_Records for this task_
________________________________________

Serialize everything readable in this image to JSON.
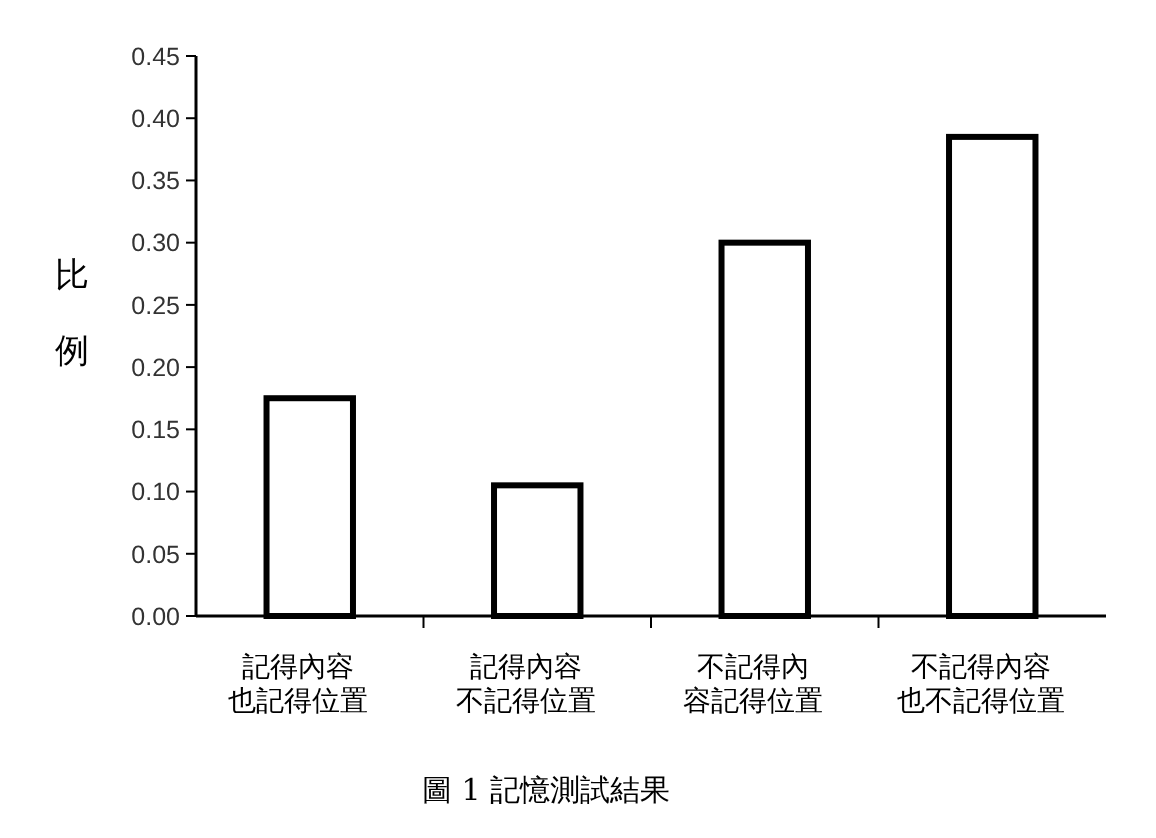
{
  "chart_data": {
    "type": "bar",
    "ylabel": "比例",
    "categories": [
      "記得內容也記得位置",
      "記得內容不記得位置",
      "不記得內容記得位置",
      "不記得內容也不記得位置"
    ],
    "values": [
      0.175,
      0.105,
      0.3,
      0.385
    ],
    "color": "#ffffff",
    "ylim": [
      0,
      0.45
    ],
    "yticks": [
      {
        "value": 0,
        "label": "0.00"
      },
      {
        "value": 0.05,
        "label": "0.05"
      },
      {
        "value": 0.1,
        "label": "0.10"
      },
      {
        "value": 0.15,
        "label": "0.15"
      },
      {
        "value": 0.2,
        "label": "0.20"
      },
      {
        "value": 0.25,
        "label": "0.25"
      },
      {
        "value": 0.3,
        "label": "0.30"
      },
      {
        "value": 0.35,
        "label": "0.35"
      },
      {
        "value": 0.4,
        "label": "0.40"
      },
      {
        "value": 0.45,
        "label": "0.45"
      }
    ],
    "grid": false,
    "annotations": [
      "圖 1 記憶測試結果"
    ]
  }
}
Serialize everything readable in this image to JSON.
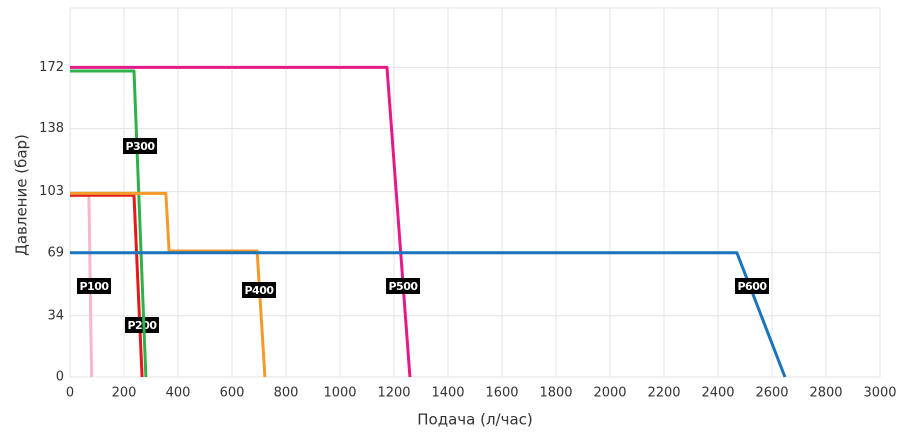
{
  "chart_data": {
    "type": "line",
    "x_label": "Подача (л/час)",
    "y_label": "Давление (бар)",
    "xlim": [
      0,
      3000
    ],
    "xticks": [
      0,
      200,
      400,
      600,
      800,
      1000,
      1200,
      1400,
      1600,
      1800,
      2000,
      2200,
      2400,
      2600,
      2800,
      3000
    ],
    "ylim": [
      0,
      205
    ],
    "yticks": [
      0,
      34,
      69,
      103,
      138,
      172
    ],
    "grid": true,
    "series": [
      {
        "name": "P100",
        "color": "#f4b8c8",
        "x": [
          0,
          70,
          80
        ],
        "values": [
          101,
          101,
          0
        ]
      },
      {
        "name": "P200",
        "color": "#e3191c",
        "x": [
          0,
          237,
          267
        ],
        "values": [
          101,
          101,
          0
        ]
      },
      {
        "name": "P300",
        "color": "#2eb04b",
        "x": [
          0,
          237,
          281
        ],
        "values": [
          170,
          170,
          0
        ]
      },
      {
        "name": "P400",
        "color": "#f39a2a",
        "x": [
          0,
          355,
          367,
          693,
          722
        ],
        "values": [
          102,
          102,
          70,
          70,
          0
        ]
      },
      {
        "name": "P500",
        "color": "#e5198a",
        "x": [
          0,
          1174,
          1259
        ],
        "values": [
          172,
          172,
          0
        ]
      },
      {
        "name": "P600",
        "color": "#1a74bb",
        "x": [
          0,
          2470,
          2648
        ],
        "values": [
          69,
          69,
          0
        ]
      }
    ]
  }
}
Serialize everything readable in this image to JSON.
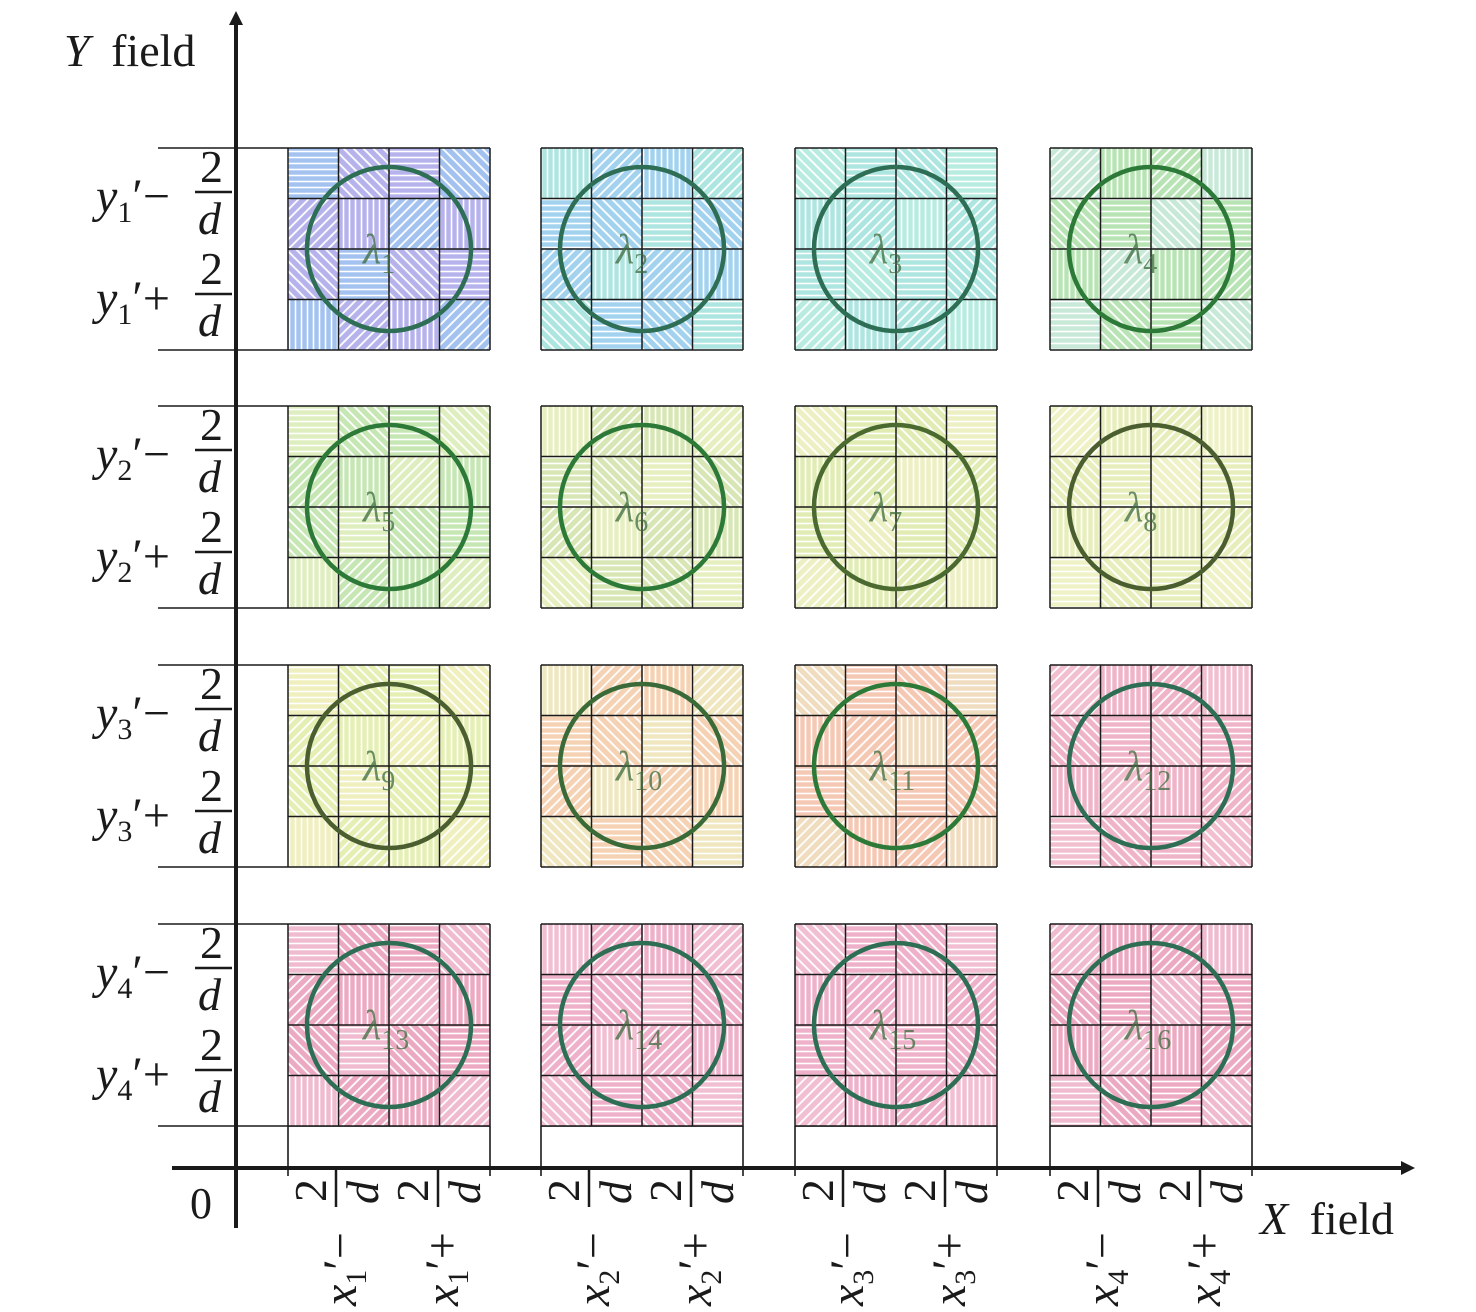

________________________________________

_Given task_
Set down the complete material exactly, but do not include the images.

_Output_
Serialize everything readable in this image to JSON.
{
  "chart_data": {
    "type": "bar",
    "ylabel": "比例",
    "categories": [
      "記得內容也記得位置",
      "記得內容不記得位置",
      "不記得內容記得位置",
      "不記得內容也不記得位置"
    ],
    "values": [
      0.175,
      0.105,
      0.3,
      0.385
    ],
    "color": "#ffffff",
    "ylim": [
      0,
      0.45
    ],
    "yticks": [
      {
        "value": 0,
        "label": "0.00"
      },
      {
        "value": 0.05,
        "label": "0.05"
      },
      {
        "value": 0.1,
        "label": "0.10"
      },
      {
        "value": 0.15,
        "label": "0.15"
      },
      {
        "value": 0.2,
        "label": "0.20"
      },
      {
        "value": 0.25,
        "label": "0.25"
      },
      {
        "value": 0.3,
        "label": "0.30"
      },
      {
        "value": 0.35,
        "label": "0.35"
      },
      {
        "value": 0.4,
        "label": "0.40"
      },
      {
        "value": 0.45,
        "label": "0.45"
      }
    ],
    "grid": false,
    "annotations": [
      "圖 1 記憶測試結果"
    ]
  }
}
Serialize everything readable in this image to JSON.
{
  "chart_data": {
    "type": "line",
    "x_label": "Подача (л/час)",
    "y_label": "Давление (бар)",
    "xlim": [
      0,
      3000
    ],
    "xticks": [
      0,
      200,
      400,
      600,
      800,
      1000,
      1200,
      1400,
      1600,
      1800,
      2000,
      2200,
      2400,
      2600,
      2800,
      3000
    ],
    "ylim": [
      0,
      205
    ],
    "yticks": [
      0,
      34,
      69,
      103,
      138,
      172
    ],
    "grid": true,
    "series": [
      {
        "name": "P100",
        "color": "#f4b8c8",
        "x": [
          0,
          70,
          80
        ],
        "values": [
          101,
          101,
          0
        ]
      },
      {
        "name": "P200",
        "color": "#e3191c",
        "x": [
          0,
          237,
          267
        ],
        "values": [
          101,
          101,
          0
        ]
      },
      {
        "name": "P300",
        "color": "#2eb04b",
        "x": [
          0,
          237,
          281
        ],
        "values": [
          170,
          170,
          0
        ]
      },
      {
        "name": "P400",
        "color": "#f39a2a",
        "x": [
          0,
          355,
          367,
          693,
          722
        ],
        "values": [
          102,
          102,
          70,
          70,
          0
        ]
      },
      {
        "name": "P500",
        "color": "#e5198a",
        "x": [
          0,
          1174,
          1259
        ],
        "values": [
          172,
          172,
          0
        ]
      },
      {
        "name": "P600",
        "color": "#1a74bb",
        "x": [
          0,
          2470,
          2648
        ],
        "values": [
          69,
          69,
          0
        ]
      }
    ]
  }
}
Serialize everything readable in this image to JSON.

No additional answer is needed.